Exercise
Copy each of the entries below faithfully, setting aside any pictures.

(Dataset items)

START

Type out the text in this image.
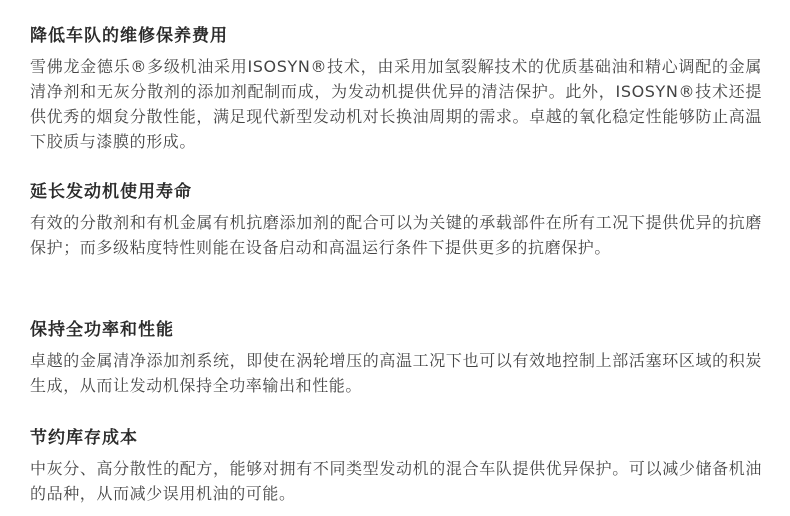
降低车队的维修保养费用

雪佛龙金德乐®多级机油采用ISOSYN®技术，由采用加氢裂解技术的优质基础油和精心调配的金属清净剂和无灰分散剂的添加剂配制而成，为发动机提供优异的清洁保护。此外，ISOSYN®技术还提供优秀的烟炱分散性能，满足现代新型发动机对长换油周期的需求。卓越的氧化稳定性能够防止高温下胶质与漆膜的形成。

延长发动机使用寿命

有效的分散剂和有机金属有机抗磨添加剂的配合可以为关键的承载部件在所有工况下提供优异的抗磨保护；而多级粘度特性则能在设备启动和高温运行条件下提供更多的抗磨保护。

保持全功率和性能

卓越的金属清净添加剂系统，即使在涡轮增压的高温工况下也可以有效地控制上部活塞环区域的积炭生成，从而让发动机保持全功率输出和性能。

节约库存成本

中灰分、高分散性的配方，能够对拥有不同类型发动机的混合车队提供优异保护。可以减少储备机油的品种，从而减少误用机油的可能。
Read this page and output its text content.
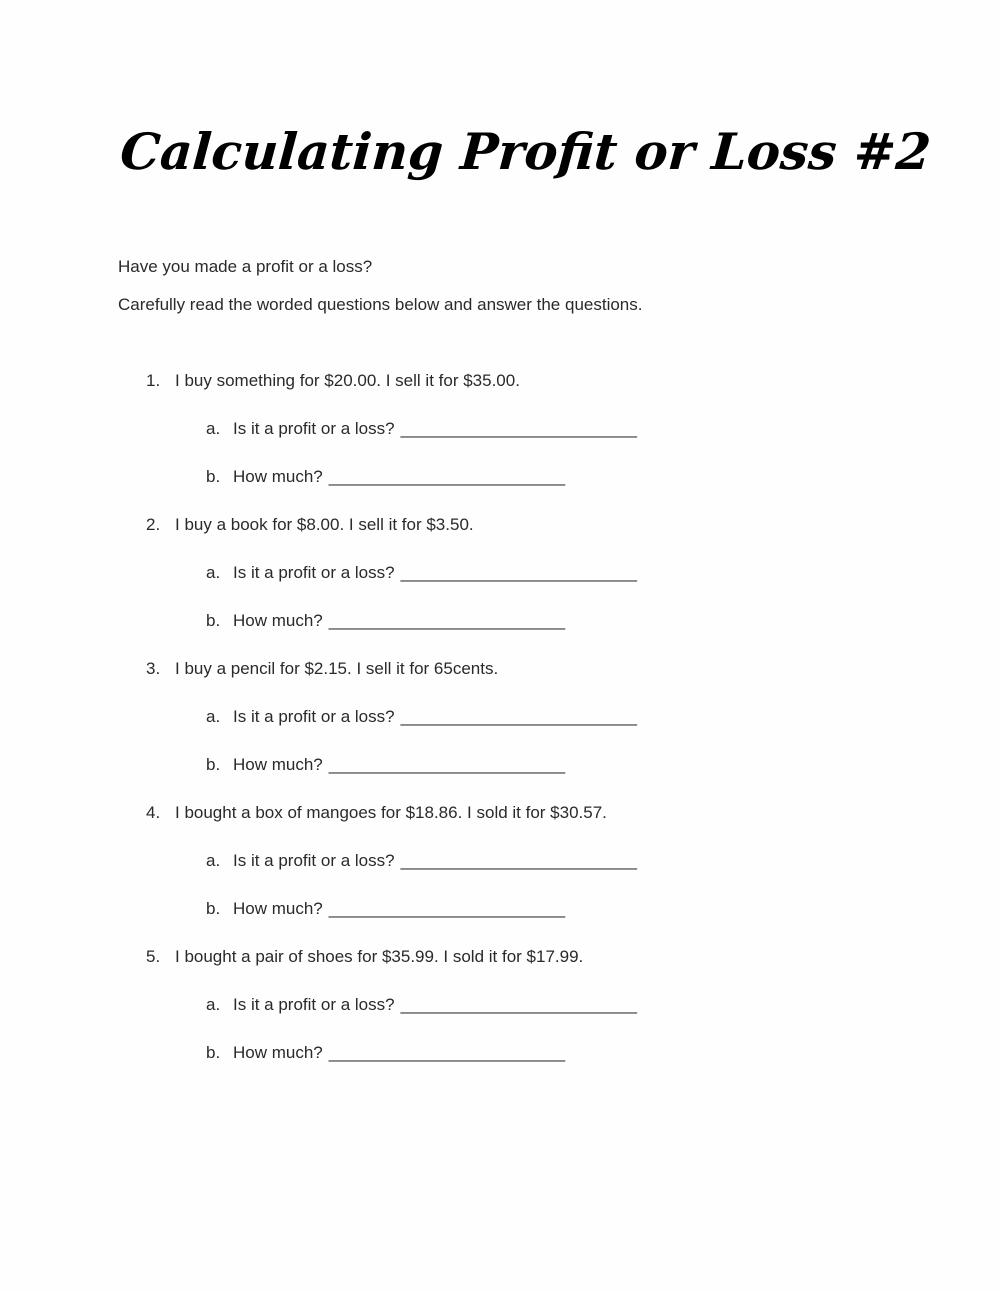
Calculating Profit or Loss #2

Have you made a profit or a loss?

Carefully read the worded questions below and answer the questions.

1. I buy something for $20.00. I sell it for $35.00.
a. Is it a profit or a loss? _________________________
b. How much? _________________________
2. I buy a book for $8.00. I sell it for $3.50.
a. Is it a profit or a loss? _________________________
b. How much? _________________________
3. I buy a pencil for $2.15. I sell it for 65cents.
a. Is it a profit or a loss? _________________________
b. How much? _________________________
4. I bought a box of mangoes for $18.86. I sold it for $30.57.
a. Is it a profit or a loss? _________________________
b. How much? _________________________
5. I bought a pair of shoes for $35.99. I sold it for $17.99.
a. Is it a profit or a loss? _________________________
b. How much? _________________________
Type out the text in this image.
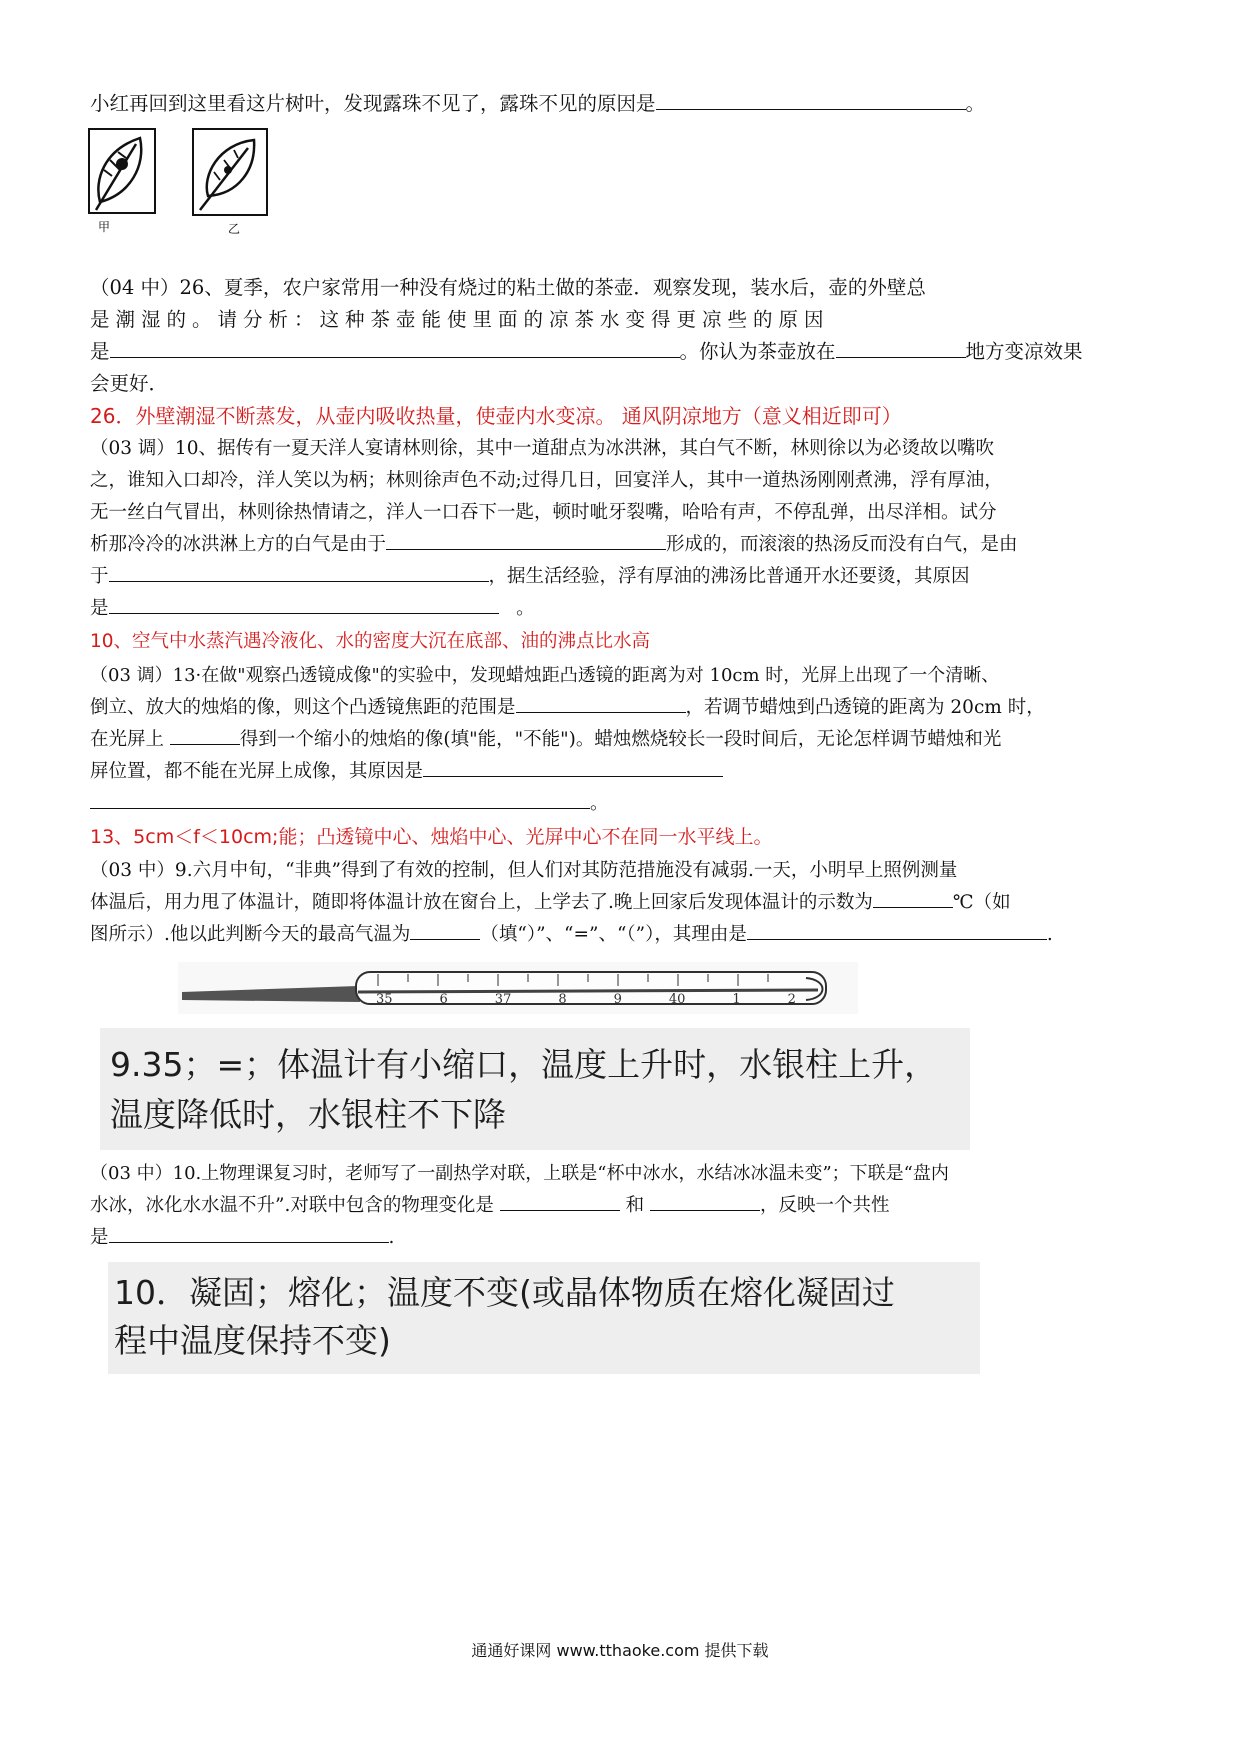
小红再回到这里看这片树叶，发现露珠不见了，露珠不见的原因是	。
甲	乙
（04 中）26、夏季，农户家常用一种没有烧过的粘土做的茶壶．观察发现，装水后，壶的外壁总
是潮湿的。请分析：这种茶壶能使里面的凉茶水变得更凉些的原因
是	。你认为茶壶放在	地方变凉效果
会更好．
26．外壁潮湿不断蒸发，从壶内吸收热量，使壶内水变凉。 通风阴凉地方（意义相近即可）
（03 调）10、据传有一夏天洋人宴请林则徐，其中一道甜点为冰洪淋，其白气不断，林则徐以为必烫故以嘴吹
之，谁知入口却冷，洋人笑以为柄；林则徐声色不动;过得几日，回宴洋人，其中一道热汤刚刚煮沸，浮有厚油，
无一丝白气冒出，林则徐热情请之，洋人一口吞下一匙，顿时呲牙裂嘴，哈哈有声，不停乱弹，出尽洋相。试分
析那冷冷的冰洪淋上方的白气是由于	形成的，而滚滚的热汤反而没有白气，是由
于	，据生活经验，浮有厚油的沸汤比普通开水还要烫，其原因
是	。
10、空气中水蒸汽遇冷液化、水的密度大沉在底部、油的沸点比水高
（03 调）13·在做"观察凸透镜成像"的实验中，发现蜡烛距凸透镜的距离为对 10cm 时，光屏上出现了一个清晰、
倒立、放大的烛焰的像，则这个凸透镜焦距的范围是	，若调节蜡烛到凸透镜的距离为 20cm 时，
在光屏上	得到一个缩小的烛焰的像(填"能，"不能")。蜡烛燃烧较长一段时间后，无论怎样调节蜡烛和光
屏位置，都不能在光屏上成像，其原因是
。
13、5cm＜f＜10cm;能；凸透镜中心、烛焰中心、光屏中心不在同一水平线上。
（03 中）9.六月中旬，“非典”得到了有效的控制，但人们对其防范措施没有减弱.一天，小明早上照例测量
体温后，用力甩了体温计，随即将体温计放在窗台上，上学去了.晚上回家后发现体温计的示数为	℃（如
图所示）.他以此判断今天的最高气温为	（填“）”、“=”、“（”），其理由是	.
35	6	37	8	9	40	1	2
9.35；=；体温计有小缩口，温度上升时，水银柱上升，
温度降低时，水银柱不下降
（03 中）10.上物理课复习时，老师写了一副热学对联，上联是“杯中冰水，水结冰冰温未变”；下联是“盘内
水冰，冰化水水温不升”.对联中包含的物理变化是	和	，反映一个共性
是	.
10．凝固；熔化；温度不变(或晶体物质在熔化凝固过
程中温度保持不变)
通通好课网 www.tthaoke.com 提供下载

END

Answer
Type out the text in this image.
降低车队的维修保养费用

雪佛龙金德乐®多级机油采用ISOSYN®技术，由采用加氢裂解技术的优质基础油和精心调配的金属清净剂和无灰分散剂的添加剂配制而成，为发动机提供优异的清洁保护。此外，ISOSYN®技术还提供优秀的烟炱分散性能，满足现代新型发动机对长换油周期的需求。卓越的氧化稳定性能够防止高温下胶质与漆膜的形成。

延长发动机使用寿命

有效的分散剂和有机金属有机抗磨添加剂的配合可以为关键的承载部件在所有工况下提供优异的抗磨保护；而多级粘度特性则能在设备启动和高温运行条件下提供更多的抗磨保护。

保持全功率和性能

卓越的金属清净添加剂系统，即使在涡轮增压的高温工况下也可以有效地控制上部活塞环区域的积炭生成，从而让发动机保持全功率输出和性能。

节约库存成本

中灰分、高分散性的配方，能够对拥有不同类型发动机的混合车队提供优异保护。可以减少储备机油的品种，从而减少误用机油的可能。
Read this page and output its text content.
Calculating Profit or Loss #2

Have you made a profit or a loss?

Carefully read the worded questions below and answer the questions.

1. I buy something for $20.00. I sell it for $35.00.
a. Is it a profit or a loss? _________________________
b. How much? _________________________
2. I buy a book for $8.00. I sell it for $3.50.
a. Is it a profit or a loss? _________________________
b. How much? _________________________
3. I buy a pencil for $2.15. I sell it for 65cents.
a. Is it a profit or a loss? _________________________
b. How much? _________________________
4. I bought a box of mangoes for $18.86. I sold it for $30.57.
a. Is it a profit or a loss? _________________________
b. How much? _________________________
5. I bought a pair of shoes for $35.99. I sold it for $17.99.
a. Is it a profit or a loss? _________________________
b. How much? _________________________
Type out the text in this image.
小红再回到这里看这片树叶，发现露珠不见了，露珠不见的原因是	。
甲	乙
（04 中）26、夏季，农户家常用一种没有烧过的粘土做的茶壶．观察发现，装水后，壶的外壁总
是潮湿的。请分析：这种茶壶能使里面的凉茶水变得更凉些的原因
是	。你认为茶壶放在	地方变凉效果
会更好．
26．外壁潮湿不断蒸发，从壶内吸收热量，使壶内水变凉。 通风阴凉地方（意义相近即可）
（03 调）10、据传有一夏天洋人宴请林则徐，其中一道甜点为冰洪淋，其白气不断，林则徐以为必烫故以嘴吹
之，谁知入口却冷，洋人笑以为柄；林则徐声色不动;过得几日，回宴洋人，其中一道热汤刚刚煮沸，浮有厚油，
无一丝白气冒出，林则徐热情请之，洋人一口吞下一匙，顿时呲牙裂嘴，哈哈有声，不停乱弹，出尽洋相。试分
析那冷冷的冰洪淋上方的白气是由于	形成的，而滚滚的热汤反而没有白气，是由
于	，据生活经验，浮有厚油的沸汤比普通开水还要烫，其原因
是	。
10、空气中水蒸汽遇冷液化、水的密度大沉在底部、油的沸点比水高
（03 调）13·在做"观察凸透镜成像"的实验中，发现蜡烛距凸透镜的距离为对 10cm 时，光屏上出现了一个清晰、
倒立、放大的烛焰的像，则这个凸透镜焦距的范围是	，若调节蜡烛到凸透镜的距离为 20cm 时，
在光屏上	得到一个缩小的烛焰的像(填"能，"不能")。蜡烛燃烧较长一段时间后，无论怎样调节蜡烛和光
屏位置，都不能在光屏上成像，其原因是
。
13、5cm＜f＜10cm;能；凸透镜中心、烛焰中心、光屏中心不在同一水平线上。
（03 中）9.六月中旬，“非典”得到了有效的控制，但人们对其防范措施没有减弱.一天，小明早上照例测量
体温后，用力甩了体温计，随即将体温计放在窗台上，上学去了.晚上回家后发现体温计的示数为	℃（如
图所示）.他以此判断今天的最高气温为	（填“）”、“=”、“（”），其理由是	.
35	6	37	8	9	40	1	2
9.35；=；体温计有小缩口，温度上升时，水银柱上升，
温度降低时，水银柱不下降
（03 中）10.上物理课复习时，老师写了一副热学对联，上联是“杯中冰水，水结冰冰温未变”；下联是“盘内
水冰，冰化水水温不升”.对联中包含的物理变化是	和	，反映一个共性
是	.
10．凝固；熔化；温度不变(或晶体物质在熔化凝固过
程中温度保持不变)
通通好课网 www.tthaoke.com 提供下载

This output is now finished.